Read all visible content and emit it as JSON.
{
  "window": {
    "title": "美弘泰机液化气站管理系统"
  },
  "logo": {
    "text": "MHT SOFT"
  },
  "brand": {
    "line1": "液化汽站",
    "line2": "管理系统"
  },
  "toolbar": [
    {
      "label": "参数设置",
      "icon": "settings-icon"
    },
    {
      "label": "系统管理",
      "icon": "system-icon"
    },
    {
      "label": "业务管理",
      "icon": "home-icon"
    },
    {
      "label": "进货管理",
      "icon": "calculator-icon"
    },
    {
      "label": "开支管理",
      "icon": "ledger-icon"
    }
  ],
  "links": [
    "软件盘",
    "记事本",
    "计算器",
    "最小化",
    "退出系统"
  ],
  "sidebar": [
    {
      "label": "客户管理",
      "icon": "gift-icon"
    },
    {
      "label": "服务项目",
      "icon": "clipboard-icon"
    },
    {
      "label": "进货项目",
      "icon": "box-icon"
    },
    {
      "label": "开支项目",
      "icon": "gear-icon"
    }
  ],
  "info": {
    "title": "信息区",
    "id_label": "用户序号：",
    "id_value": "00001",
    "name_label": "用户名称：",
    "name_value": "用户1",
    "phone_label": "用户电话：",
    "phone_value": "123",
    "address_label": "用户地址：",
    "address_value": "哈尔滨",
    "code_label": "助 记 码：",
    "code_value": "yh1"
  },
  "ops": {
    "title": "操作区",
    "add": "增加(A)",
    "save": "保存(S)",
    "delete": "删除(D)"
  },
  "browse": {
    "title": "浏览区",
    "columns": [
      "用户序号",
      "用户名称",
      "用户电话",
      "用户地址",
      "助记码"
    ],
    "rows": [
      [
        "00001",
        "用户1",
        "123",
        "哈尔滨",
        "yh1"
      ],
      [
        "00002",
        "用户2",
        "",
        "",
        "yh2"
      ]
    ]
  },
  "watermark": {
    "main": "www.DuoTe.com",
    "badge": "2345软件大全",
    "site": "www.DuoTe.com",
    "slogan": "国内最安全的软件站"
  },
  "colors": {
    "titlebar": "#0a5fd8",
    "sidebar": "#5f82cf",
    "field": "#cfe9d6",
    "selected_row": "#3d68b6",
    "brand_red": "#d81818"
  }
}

Goal:
Retype the entries one by one, exactly.

Expected answer:
Read all visible content and emit it as JSON.
{
  "window": {
    "title": "美弘泰机液化气站管理系统"
  },
  "logo": {
    "text": "MHT SOFT"
  },
  "brand": {
    "line1": "液化汽站",
    "line2": "管理系统"
  },
  "toolbar": [
    {
      "label": "参数设置",
      "icon": "settings-icon"
    },
    {
      "label": "系统管理",
      "icon": "system-icon"
    },
    {
      "label": "业务管理",
      "icon": "home-icon"
    },
    {
      "label": "进货管理",
      "icon": "calculator-icon"
    },
    {
      "label": "开支管理",
      "icon": "ledger-icon"
    }
  ],
  "links": [
    "软件盘",
    "记事本",
    "计算器",
    "最小化",
    "退出系统"
  ],
  "sidebar": [
    {
      "label": "客户管理",
      "icon": "gift-icon"
    },
    {
      "label": "服务项目",
      "icon": "clipboard-icon"
    },
    {
      "label": "进货项目",
      "icon": "box-icon"
    },
    {
      "label": "开支项目",
      "icon": "gear-icon"
    }
  ],
  "info": {
    "title": "信息区",
    "id_label": "用户序号：",
    "id_value": "00001",
    "name_label": "用户名称：",
    "name_value": "用户1",
    "phone_label": "用户电话：",
    "phone_value": "123",
    "address_label": "用户地址：",
    "address_value": "哈尔滨",
    "code_label": "助 记 码：",
    "code_value": "yh1"
  },
  "ops": {
    "title": "操作区",
    "add": "增加(A)",
    "save": "保存(S)",
    "delete": "删除(D)"
  },
  "browse": {
    "title": "浏览区",
    "columns": [
      "用户序号",
      "用户名称",
      "用户电话",
      "用户地址",
      "助记码"
    ],
    "rows": [
      [
        "00001",
        "用户1",
        "123",
        "哈尔滨",
        "yh1"
      ],
      [
        "00002",
        "用户2",
        "",
        "",
        "yh2"
      ]
    ]
  },
  "watermark": {
    "main": "www.DuoTe.com",
    "badge": "2345软件大全",
    "site": "www.DuoTe.com",
    "slogan": "国内最安全的软件站"
  },
  "colors": {
    "titlebar": "#0a5fd8",
    "sidebar": "#5f82cf",
    "field": "#cfe9d6",
    "selected_row": "#3d68b6",
    "brand_red": "#d81818"
  }
}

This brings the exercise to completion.